TASK: Write the records below out again exactly as given, with no images.

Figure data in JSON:
begin
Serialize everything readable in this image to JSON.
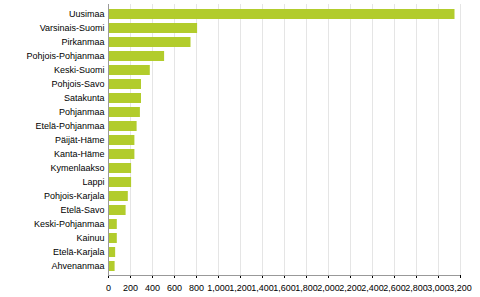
{
  "chart_data": {
    "type": "bar",
    "orientation": "horizontal",
    "categories": [
      "Uusimaa",
      "Varsinais-Suomi",
      "Pirkanmaa",
      "Pohjois-Pohjanmaa",
      "Keski-Suomi",
      "Pohjois-Savo",
      "Satakunta",
      "Pohjanmaa",
      "Etelä-Pohjanmaa",
      "Päijät-Häme",
      "Kanta-Häme",
      "Kymenlaakso",
      "Lappi",
      "Pohjois-Karjala",
      "Etelä-Savo",
      "Keski-Pohjanmaa",
      "Kainuu",
      "Etelä-Karjala",
      "Ahvenanmaa"
    ],
    "values": [
      3150,
      810,
      750,
      510,
      380,
      300,
      300,
      290,
      260,
      240,
      240,
      210,
      210,
      180,
      160,
      80,
      80,
      65,
      60
    ],
    "color": "#b2cc2c",
    "xlim": [
      0,
      3200
    ],
    "xticks": [
      0,
      200,
      400,
      600,
      800,
      1000,
      1200,
      1400,
      1600,
      1800,
      2000,
      2200,
      2400,
      2600,
      2800,
      3000,
      3200
    ],
    "grid": true
  }
}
end
RESPONSE TO THIS TASK:
Serialize everything readable in this image to JSON.
{
  "chart_data": {
    "type": "bar",
    "orientation": "horizontal",
    "categories": [
      "Uusimaa",
      "Varsinais-Suomi",
      "Pirkanmaa",
      "Pohjois-Pohjanmaa",
      "Keski-Suomi",
      "Pohjois-Savo",
      "Satakunta",
      "Pohjanmaa",
      "Etelä-Pohjanmaa",
      "Päijät-Häme",
      "Kanta-Häme",
      "Kymenlaakso",
      "Lappi",
      "Pohjois-Karjala",
      "Etelä-Savo",
      "Keski-Pohjanmaa",
      "Kainuu",
      "Etelä-Karjala",
      "Ahvenanmaa"
    ],
    "values": [
      3150,
      810,
      750,
      510,
      380,
      300,
      300,
      290,
      260,
      240,
      240,
      210,
      210,
      180,
      160,
      80,
      80,
      65,
      60
    ],
    "color": "#b2cc2c",
    "xlim": [
      0,
      3200
    ],
    "xticks": [
      0,
      200,
      400,
      600,
      800,
      1000,
      1200,
      1400,
      1600,
      1800,
      2000,
      2200,
      2400,
      2600,
      2800,
      3000,
      3200
    ],
    "grid": true
  }
}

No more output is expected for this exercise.